-- Required task --
From the data that follows, copy every line holding the string "this".

-- Available data --
------
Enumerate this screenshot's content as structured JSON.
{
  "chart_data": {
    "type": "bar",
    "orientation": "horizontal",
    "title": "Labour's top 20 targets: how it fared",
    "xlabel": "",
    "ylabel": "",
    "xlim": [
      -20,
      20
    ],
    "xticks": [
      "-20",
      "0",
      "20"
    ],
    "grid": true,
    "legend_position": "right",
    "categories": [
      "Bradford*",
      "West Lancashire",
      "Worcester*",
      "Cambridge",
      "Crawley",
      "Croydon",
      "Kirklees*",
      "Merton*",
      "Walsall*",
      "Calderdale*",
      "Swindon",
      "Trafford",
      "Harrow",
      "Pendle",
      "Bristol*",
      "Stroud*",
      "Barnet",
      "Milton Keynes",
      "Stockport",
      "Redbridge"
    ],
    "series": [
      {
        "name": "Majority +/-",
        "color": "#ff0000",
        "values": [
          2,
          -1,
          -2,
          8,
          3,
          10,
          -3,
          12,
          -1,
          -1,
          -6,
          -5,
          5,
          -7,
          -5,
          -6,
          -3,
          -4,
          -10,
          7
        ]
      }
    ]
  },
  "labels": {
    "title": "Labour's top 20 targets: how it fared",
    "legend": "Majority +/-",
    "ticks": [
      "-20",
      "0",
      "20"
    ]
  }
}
------
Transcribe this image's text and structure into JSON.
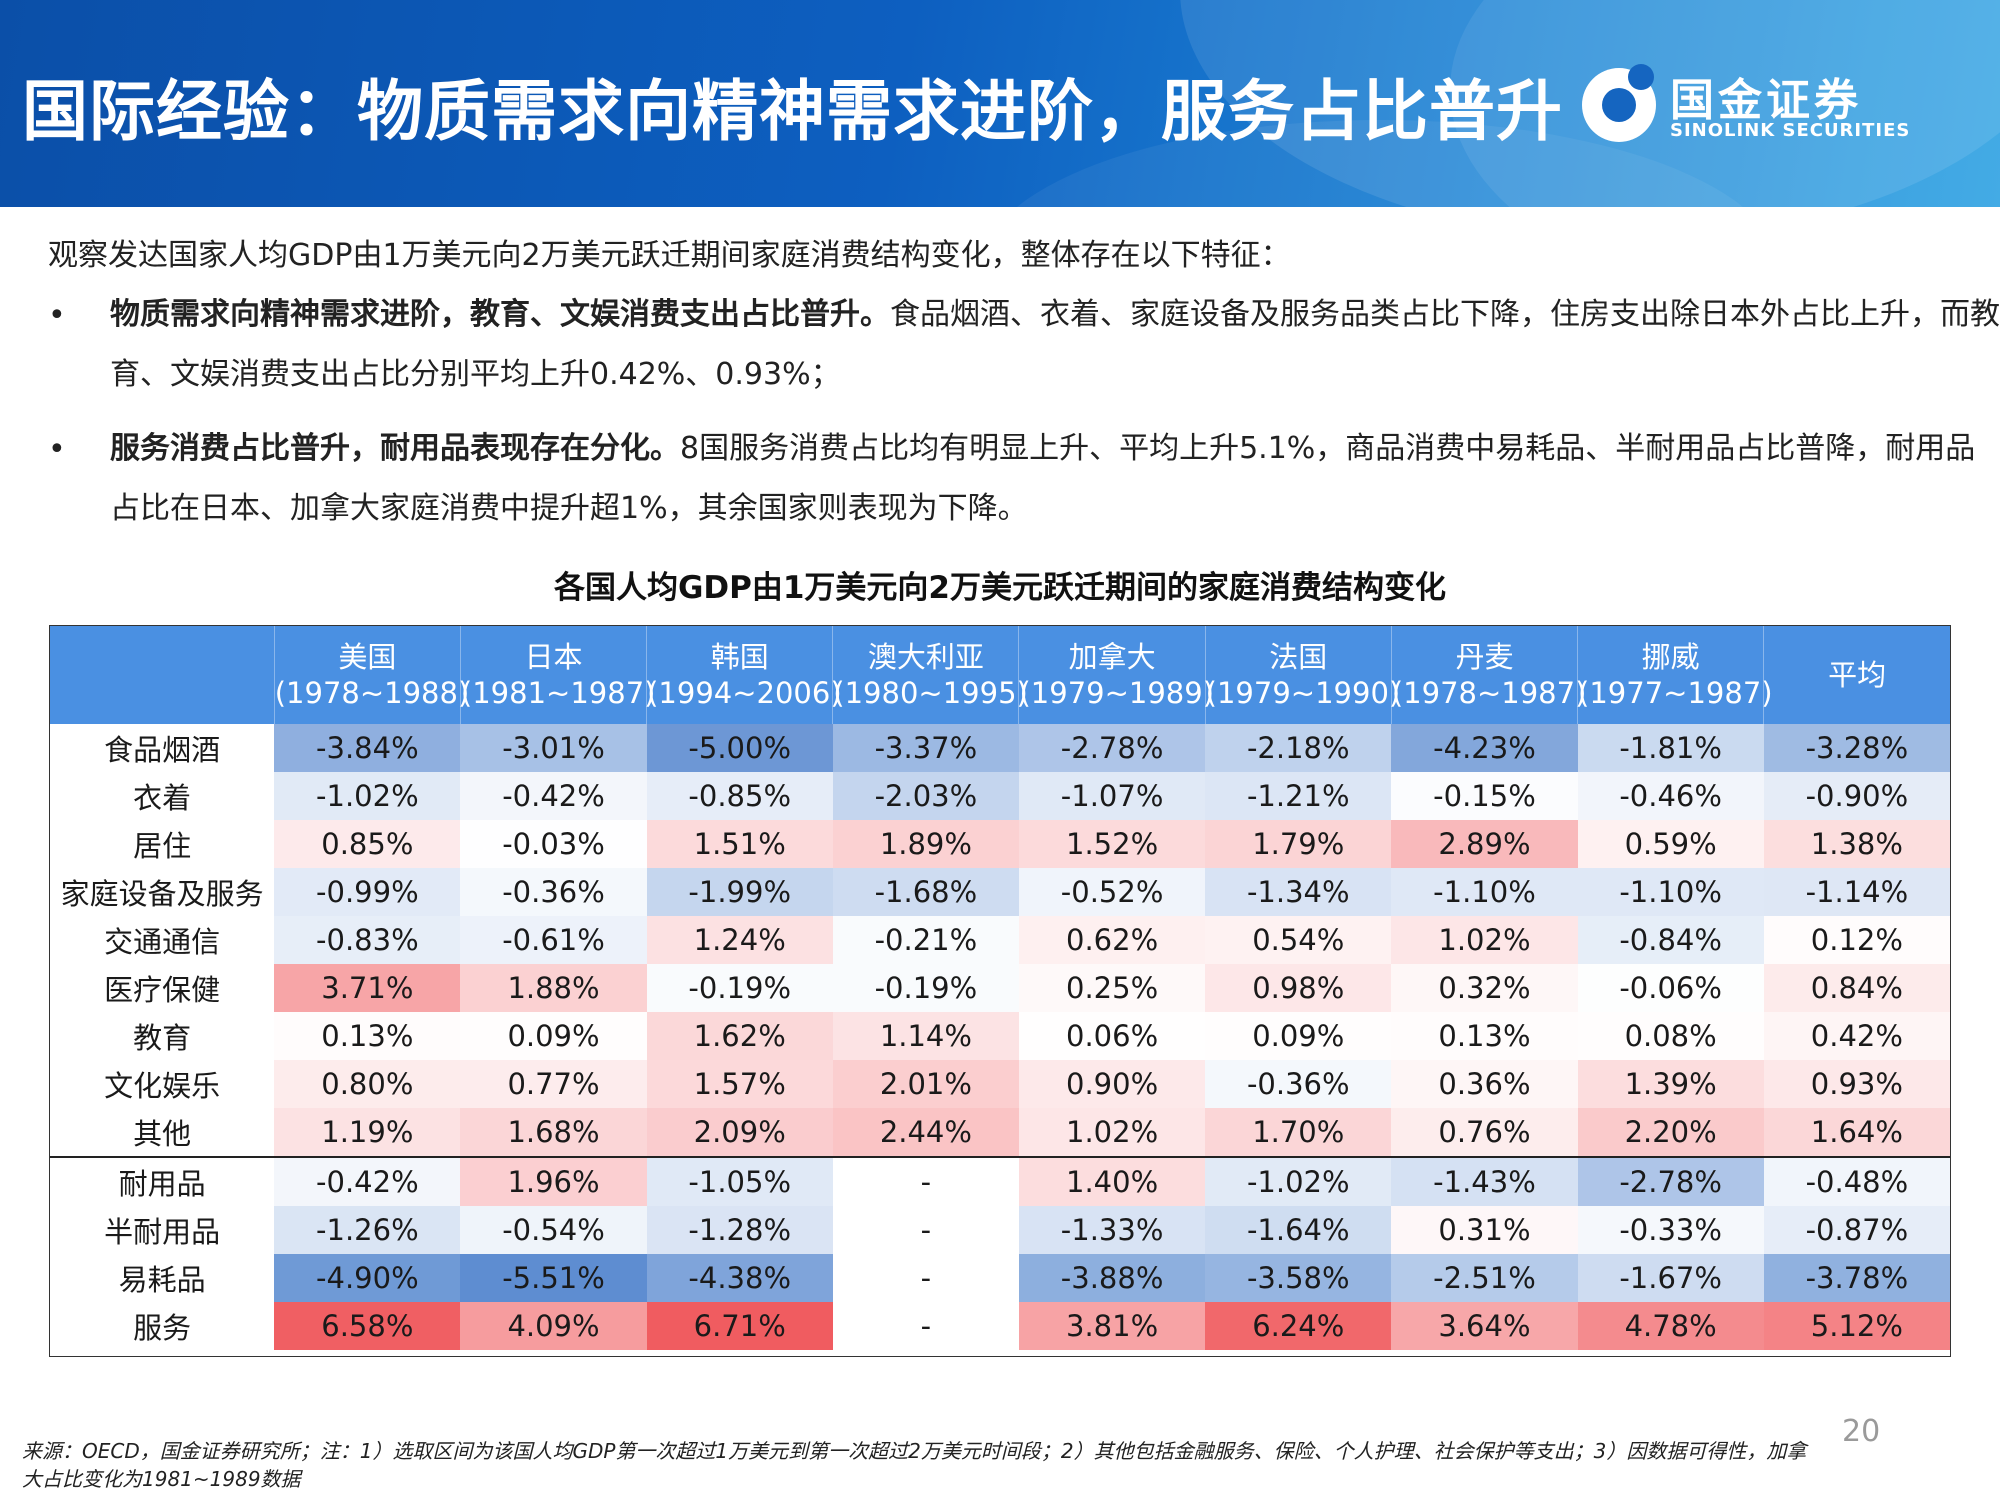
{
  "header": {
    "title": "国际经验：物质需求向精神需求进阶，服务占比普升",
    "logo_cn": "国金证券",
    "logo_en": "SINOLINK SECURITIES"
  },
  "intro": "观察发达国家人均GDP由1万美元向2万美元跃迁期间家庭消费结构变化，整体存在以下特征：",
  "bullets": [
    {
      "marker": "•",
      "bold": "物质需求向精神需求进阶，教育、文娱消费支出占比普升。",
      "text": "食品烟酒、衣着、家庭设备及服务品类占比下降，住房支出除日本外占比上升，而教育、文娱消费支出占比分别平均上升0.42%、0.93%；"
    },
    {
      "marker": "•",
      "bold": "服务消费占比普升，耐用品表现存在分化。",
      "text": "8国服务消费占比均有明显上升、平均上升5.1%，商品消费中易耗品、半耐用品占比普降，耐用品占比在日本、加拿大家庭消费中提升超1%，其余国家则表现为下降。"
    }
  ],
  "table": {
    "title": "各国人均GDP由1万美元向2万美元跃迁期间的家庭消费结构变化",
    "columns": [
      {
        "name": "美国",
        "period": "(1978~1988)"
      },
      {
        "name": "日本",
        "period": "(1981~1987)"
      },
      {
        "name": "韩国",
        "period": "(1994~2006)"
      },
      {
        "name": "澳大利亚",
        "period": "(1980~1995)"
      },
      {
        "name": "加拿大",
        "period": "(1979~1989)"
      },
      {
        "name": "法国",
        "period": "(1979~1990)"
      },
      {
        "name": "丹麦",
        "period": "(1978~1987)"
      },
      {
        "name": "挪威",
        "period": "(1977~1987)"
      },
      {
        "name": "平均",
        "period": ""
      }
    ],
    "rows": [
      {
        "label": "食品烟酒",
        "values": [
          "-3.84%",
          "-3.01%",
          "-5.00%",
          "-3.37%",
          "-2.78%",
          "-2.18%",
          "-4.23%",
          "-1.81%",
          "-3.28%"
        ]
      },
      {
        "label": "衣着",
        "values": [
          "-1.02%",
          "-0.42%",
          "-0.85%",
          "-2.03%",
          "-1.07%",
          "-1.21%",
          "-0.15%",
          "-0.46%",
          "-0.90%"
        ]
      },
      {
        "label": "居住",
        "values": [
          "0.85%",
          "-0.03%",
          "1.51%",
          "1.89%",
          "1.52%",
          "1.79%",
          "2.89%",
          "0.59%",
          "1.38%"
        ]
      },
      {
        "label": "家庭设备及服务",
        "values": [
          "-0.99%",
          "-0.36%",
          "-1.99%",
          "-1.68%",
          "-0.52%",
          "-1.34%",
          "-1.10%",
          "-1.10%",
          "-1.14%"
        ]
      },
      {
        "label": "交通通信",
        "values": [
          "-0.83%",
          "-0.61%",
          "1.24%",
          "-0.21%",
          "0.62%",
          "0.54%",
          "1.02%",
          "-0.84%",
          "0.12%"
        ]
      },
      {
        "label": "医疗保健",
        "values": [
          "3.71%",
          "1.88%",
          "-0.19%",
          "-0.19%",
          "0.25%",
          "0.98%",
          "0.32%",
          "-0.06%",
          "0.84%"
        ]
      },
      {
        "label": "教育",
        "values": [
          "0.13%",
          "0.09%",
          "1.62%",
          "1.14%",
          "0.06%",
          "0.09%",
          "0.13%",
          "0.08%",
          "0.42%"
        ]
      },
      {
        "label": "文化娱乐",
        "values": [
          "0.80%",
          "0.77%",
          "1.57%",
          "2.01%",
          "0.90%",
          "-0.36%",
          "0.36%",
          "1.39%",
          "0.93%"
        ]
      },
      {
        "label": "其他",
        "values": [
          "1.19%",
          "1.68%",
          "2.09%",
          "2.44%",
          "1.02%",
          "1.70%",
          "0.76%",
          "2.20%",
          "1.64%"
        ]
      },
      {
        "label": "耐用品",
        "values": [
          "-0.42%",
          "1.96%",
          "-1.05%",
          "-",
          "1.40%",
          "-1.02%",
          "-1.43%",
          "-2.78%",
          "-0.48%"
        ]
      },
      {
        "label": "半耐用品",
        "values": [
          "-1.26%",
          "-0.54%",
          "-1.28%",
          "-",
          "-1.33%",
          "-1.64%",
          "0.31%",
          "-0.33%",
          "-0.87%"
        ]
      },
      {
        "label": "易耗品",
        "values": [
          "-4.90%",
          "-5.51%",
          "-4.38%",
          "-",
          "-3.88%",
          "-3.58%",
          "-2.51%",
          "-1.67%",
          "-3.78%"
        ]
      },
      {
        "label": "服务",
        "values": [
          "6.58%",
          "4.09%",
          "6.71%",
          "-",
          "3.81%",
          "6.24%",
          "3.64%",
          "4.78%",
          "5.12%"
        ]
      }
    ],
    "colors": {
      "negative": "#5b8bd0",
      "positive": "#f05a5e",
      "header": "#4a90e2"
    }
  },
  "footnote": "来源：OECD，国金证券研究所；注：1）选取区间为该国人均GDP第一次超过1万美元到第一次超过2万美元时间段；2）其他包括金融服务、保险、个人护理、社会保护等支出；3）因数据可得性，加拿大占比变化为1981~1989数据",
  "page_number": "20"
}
------
-- Answer in full --
Enumerate this screenshot's content as structured JSON.
Transcribe this image's text and structure into JSON.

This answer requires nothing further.